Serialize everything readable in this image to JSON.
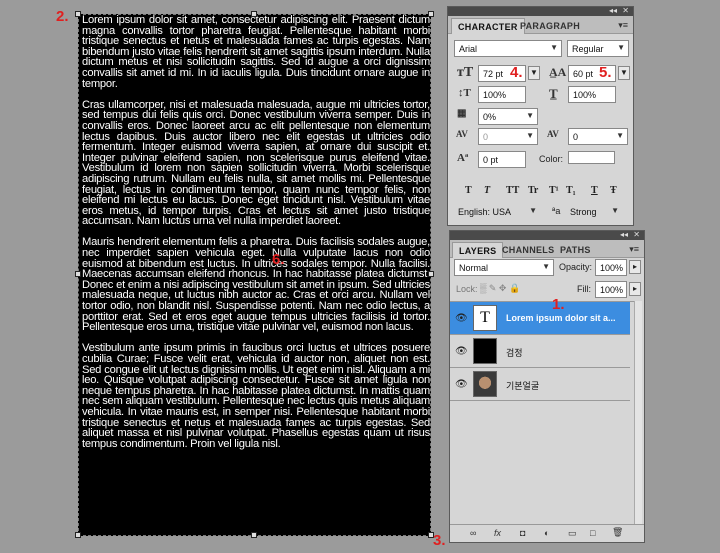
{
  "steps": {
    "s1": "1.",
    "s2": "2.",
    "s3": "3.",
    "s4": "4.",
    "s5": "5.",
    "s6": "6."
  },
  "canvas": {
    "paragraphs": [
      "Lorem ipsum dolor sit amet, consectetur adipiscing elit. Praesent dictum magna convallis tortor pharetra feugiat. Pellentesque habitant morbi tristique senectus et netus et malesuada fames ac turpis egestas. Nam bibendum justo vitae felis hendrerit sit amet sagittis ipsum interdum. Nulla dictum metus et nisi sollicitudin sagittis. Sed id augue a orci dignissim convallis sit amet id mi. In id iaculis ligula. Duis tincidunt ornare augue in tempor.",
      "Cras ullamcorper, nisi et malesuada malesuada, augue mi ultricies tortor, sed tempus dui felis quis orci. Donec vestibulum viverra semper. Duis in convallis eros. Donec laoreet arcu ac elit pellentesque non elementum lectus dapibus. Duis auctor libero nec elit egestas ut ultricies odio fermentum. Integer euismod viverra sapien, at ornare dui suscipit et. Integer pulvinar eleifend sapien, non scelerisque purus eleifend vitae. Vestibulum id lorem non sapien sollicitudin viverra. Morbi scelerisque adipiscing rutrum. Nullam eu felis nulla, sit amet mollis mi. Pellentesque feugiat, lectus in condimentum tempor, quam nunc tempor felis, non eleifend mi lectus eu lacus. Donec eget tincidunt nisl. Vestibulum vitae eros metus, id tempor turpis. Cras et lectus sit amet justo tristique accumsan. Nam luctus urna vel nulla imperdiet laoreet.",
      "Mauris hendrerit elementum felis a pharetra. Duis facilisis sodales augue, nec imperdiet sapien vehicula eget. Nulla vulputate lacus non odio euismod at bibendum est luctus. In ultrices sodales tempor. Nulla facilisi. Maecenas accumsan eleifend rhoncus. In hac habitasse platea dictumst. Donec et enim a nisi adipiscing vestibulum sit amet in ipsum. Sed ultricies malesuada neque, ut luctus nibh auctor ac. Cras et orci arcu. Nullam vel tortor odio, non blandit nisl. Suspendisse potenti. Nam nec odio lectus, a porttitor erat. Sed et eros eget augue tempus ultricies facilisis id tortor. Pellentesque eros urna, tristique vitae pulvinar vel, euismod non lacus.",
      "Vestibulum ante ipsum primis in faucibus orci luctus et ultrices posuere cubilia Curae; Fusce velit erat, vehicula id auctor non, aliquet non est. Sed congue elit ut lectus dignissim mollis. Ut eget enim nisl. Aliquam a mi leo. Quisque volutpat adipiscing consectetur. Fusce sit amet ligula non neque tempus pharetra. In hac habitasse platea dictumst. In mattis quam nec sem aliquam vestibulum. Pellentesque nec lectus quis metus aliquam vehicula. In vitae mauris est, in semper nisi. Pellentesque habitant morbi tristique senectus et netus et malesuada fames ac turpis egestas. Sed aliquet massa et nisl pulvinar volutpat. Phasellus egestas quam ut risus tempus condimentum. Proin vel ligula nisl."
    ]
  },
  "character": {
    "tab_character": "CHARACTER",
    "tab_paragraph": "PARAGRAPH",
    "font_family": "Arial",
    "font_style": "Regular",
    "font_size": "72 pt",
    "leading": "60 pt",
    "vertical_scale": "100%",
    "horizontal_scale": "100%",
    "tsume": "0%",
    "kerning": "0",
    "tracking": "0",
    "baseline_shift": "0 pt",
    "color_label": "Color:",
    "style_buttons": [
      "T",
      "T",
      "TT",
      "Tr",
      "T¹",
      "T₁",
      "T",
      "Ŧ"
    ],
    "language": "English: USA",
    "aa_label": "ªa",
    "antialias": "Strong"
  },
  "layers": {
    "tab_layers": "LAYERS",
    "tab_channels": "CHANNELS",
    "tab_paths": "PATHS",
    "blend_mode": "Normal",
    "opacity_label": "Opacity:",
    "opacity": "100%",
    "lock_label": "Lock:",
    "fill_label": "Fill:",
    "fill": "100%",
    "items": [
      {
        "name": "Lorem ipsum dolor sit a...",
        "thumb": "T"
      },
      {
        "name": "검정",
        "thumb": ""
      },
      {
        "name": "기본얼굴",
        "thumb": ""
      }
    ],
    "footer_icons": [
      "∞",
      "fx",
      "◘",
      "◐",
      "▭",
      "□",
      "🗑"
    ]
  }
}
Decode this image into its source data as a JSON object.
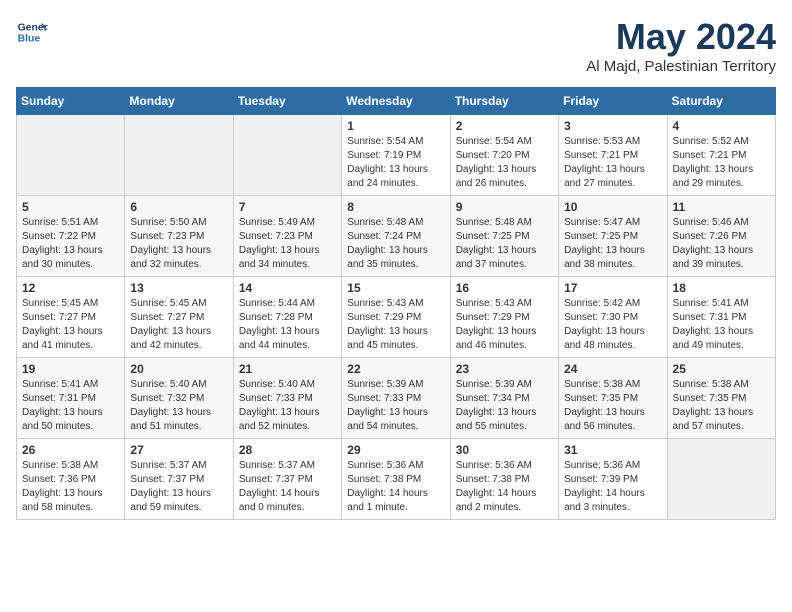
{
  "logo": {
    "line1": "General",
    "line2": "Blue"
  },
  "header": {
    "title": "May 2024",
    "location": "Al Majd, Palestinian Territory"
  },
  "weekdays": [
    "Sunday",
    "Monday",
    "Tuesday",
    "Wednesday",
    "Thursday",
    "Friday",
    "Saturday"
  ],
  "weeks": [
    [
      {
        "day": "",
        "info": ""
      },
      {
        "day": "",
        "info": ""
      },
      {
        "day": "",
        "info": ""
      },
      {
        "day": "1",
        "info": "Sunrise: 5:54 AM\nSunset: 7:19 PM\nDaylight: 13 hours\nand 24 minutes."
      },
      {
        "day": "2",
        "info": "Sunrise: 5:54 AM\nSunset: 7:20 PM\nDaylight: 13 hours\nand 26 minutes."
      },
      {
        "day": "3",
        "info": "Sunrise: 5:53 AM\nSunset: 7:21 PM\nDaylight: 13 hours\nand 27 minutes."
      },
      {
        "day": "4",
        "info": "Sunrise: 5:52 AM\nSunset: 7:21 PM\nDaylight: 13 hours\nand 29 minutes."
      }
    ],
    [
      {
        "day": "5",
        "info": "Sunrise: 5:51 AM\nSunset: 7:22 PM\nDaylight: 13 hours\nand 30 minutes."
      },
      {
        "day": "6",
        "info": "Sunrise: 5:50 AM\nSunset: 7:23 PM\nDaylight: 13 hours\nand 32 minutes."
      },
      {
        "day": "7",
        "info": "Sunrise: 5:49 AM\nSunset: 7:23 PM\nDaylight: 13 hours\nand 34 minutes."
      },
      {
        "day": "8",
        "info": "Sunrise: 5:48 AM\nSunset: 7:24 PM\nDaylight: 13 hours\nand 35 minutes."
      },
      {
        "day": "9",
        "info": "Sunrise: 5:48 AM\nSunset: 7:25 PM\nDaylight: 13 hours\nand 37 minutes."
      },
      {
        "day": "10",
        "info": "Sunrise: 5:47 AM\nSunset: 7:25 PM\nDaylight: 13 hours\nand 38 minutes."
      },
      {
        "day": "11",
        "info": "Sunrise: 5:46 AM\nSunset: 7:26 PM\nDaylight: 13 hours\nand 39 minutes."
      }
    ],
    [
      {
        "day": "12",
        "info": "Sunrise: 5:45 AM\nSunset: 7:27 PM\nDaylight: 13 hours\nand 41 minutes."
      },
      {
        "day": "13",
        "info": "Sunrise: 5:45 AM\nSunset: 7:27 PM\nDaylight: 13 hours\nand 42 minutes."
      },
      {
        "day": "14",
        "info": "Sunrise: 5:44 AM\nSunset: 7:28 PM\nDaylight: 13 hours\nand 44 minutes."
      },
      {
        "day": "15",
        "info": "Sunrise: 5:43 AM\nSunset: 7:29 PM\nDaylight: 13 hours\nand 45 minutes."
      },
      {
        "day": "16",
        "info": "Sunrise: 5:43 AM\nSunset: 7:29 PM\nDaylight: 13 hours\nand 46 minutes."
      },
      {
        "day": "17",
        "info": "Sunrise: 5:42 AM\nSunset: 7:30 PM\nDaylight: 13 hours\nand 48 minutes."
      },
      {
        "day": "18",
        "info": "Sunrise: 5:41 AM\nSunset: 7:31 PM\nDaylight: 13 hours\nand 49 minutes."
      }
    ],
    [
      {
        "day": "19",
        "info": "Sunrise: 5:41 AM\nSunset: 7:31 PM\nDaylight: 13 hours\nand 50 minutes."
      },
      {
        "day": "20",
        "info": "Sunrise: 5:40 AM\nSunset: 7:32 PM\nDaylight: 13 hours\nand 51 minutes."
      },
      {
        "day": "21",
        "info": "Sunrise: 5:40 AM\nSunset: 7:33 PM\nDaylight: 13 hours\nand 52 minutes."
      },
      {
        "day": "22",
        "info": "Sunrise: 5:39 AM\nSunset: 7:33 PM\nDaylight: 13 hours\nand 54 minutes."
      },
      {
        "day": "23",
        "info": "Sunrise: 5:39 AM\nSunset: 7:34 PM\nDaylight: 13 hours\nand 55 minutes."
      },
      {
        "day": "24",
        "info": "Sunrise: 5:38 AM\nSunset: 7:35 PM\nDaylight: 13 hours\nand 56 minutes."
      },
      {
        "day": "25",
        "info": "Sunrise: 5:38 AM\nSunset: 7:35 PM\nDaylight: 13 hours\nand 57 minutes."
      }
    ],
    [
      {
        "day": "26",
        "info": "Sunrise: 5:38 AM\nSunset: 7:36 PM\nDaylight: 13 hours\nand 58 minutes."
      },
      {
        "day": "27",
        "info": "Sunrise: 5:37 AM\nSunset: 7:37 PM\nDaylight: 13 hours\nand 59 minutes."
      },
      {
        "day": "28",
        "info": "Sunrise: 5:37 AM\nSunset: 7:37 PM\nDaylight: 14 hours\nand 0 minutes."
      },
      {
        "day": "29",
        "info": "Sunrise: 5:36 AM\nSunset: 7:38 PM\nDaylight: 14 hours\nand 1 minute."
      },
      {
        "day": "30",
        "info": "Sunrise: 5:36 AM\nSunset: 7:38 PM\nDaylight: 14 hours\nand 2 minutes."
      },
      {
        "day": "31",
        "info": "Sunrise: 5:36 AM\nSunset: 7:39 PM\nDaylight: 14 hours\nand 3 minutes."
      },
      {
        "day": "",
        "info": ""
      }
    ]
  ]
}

(GIVEN REQUEST):
The word "image" may occur in lines of the records. Report how many such lines there are, giving only the number.

(TASK SOLUTION):
2